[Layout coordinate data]

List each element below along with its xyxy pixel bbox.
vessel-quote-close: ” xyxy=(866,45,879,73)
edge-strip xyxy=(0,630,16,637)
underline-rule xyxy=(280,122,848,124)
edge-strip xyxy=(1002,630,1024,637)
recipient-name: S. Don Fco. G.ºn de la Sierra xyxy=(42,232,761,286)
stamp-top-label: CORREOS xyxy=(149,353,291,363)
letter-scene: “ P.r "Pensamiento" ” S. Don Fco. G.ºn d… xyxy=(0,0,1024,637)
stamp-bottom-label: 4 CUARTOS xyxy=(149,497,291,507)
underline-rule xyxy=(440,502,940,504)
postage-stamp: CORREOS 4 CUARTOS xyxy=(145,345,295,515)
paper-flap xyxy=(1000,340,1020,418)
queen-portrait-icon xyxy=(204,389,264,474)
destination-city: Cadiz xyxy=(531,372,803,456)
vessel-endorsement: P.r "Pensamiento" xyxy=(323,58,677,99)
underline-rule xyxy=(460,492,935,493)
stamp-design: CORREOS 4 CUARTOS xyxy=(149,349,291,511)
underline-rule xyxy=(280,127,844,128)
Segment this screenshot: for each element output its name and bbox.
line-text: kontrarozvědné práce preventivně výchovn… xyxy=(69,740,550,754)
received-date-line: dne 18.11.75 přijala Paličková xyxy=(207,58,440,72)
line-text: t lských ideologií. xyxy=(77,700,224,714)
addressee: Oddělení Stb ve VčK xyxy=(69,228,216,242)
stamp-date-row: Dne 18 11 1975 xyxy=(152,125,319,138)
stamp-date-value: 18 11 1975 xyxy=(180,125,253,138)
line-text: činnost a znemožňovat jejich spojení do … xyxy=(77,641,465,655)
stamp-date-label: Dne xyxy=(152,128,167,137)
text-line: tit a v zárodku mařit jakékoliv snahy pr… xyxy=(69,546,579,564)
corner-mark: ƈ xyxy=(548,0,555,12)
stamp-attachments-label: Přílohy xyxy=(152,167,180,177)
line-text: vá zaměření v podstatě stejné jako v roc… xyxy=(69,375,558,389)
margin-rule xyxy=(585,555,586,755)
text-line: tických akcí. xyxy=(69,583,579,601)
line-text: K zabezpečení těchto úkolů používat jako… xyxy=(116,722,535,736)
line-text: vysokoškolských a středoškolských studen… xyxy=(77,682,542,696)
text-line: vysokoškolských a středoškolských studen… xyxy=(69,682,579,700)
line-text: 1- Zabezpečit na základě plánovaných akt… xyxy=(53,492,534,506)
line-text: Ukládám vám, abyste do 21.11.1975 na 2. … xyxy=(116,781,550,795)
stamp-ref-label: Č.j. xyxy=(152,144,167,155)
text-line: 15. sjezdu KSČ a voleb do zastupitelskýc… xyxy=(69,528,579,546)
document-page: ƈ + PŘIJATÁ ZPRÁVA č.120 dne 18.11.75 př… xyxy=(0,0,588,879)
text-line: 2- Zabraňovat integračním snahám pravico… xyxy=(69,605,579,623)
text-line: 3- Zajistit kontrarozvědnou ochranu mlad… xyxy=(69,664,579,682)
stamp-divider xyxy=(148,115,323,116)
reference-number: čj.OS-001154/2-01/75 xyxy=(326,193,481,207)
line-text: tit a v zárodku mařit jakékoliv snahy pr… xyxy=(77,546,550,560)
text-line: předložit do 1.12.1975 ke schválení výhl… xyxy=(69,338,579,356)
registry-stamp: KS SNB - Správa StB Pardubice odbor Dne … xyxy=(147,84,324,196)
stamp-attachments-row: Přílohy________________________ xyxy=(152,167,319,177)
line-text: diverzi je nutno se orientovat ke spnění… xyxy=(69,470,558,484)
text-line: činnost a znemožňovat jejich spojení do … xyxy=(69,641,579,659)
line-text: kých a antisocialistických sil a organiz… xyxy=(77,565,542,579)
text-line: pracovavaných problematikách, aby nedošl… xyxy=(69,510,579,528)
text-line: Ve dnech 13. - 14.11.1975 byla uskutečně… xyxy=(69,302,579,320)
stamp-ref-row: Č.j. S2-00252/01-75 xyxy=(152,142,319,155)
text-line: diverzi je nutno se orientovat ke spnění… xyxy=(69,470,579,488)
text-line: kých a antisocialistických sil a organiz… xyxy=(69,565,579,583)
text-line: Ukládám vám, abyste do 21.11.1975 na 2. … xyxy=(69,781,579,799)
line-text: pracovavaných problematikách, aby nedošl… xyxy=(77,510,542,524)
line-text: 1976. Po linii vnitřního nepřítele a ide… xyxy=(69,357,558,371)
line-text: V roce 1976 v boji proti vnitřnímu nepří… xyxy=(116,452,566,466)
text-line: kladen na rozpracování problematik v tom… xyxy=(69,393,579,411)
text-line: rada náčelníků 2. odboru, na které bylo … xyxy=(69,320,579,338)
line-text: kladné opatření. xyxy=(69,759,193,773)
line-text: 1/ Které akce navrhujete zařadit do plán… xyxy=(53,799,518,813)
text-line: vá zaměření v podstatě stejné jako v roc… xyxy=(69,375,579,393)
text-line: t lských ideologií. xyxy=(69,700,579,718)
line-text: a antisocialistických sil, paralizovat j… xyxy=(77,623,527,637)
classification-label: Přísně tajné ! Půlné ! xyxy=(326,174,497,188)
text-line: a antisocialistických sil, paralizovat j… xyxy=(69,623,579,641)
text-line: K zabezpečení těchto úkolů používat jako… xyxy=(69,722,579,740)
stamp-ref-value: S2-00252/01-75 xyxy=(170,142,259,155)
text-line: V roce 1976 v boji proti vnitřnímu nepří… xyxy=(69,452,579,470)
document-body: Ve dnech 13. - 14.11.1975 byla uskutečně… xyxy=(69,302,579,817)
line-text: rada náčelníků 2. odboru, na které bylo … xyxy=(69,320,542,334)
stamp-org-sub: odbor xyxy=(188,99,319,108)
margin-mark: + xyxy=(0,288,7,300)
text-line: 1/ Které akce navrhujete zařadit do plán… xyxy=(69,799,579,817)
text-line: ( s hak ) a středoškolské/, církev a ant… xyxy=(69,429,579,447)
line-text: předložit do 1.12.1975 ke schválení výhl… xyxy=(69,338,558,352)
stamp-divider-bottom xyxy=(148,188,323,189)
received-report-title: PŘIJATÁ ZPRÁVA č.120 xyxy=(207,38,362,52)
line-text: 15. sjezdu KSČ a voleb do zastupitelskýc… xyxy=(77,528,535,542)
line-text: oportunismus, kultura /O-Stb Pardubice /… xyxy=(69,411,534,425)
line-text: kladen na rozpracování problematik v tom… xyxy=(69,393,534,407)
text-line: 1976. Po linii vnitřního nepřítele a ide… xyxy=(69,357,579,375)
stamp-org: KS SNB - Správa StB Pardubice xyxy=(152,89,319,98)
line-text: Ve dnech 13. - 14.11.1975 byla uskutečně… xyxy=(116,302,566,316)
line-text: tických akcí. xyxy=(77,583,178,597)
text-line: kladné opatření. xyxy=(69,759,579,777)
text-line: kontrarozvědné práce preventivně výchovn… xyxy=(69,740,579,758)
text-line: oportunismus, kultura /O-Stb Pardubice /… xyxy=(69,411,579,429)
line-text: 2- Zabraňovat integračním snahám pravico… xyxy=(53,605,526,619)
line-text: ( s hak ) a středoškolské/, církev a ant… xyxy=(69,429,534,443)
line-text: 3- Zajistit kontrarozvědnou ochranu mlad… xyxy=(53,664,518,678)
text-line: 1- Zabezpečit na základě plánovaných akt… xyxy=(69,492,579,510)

**DIRECTIONS**
Copy the listing from its first line down through the line containing "postage-stamp: CORREOS 4", reproducing each line unchanged.

**WRITTEN SOLUTION**
List each element below along with its xyxy pixel bbox.
vessel-quote-close: ” xyxy=(866,45,879,73)
edge-strip xyxy=(0,630,16,637)
underline-rule xyxy=(280,122,848,124)
edge-strip xyxy=(1002,630,1024,637)
recipient-name: S. Don Fco. G.ºn de la Sierra xyxy=(42,232,761,286)
stamp-top-label: CORREOS xyxy=(149,353,291,363)
letter-scene: “ P.r "Pensamiento" ” S. Don Fco. G.ºn d… xyxy=(0,0,1024,637)
stamp-bottom-label: 4 CUARTOS xyxy=(149,497,291,507)
underline-rule xyxy=(440,502,940,504)
postage-stamp: CORREOS 4 CUARTOS xyxy=(145,345,295,515)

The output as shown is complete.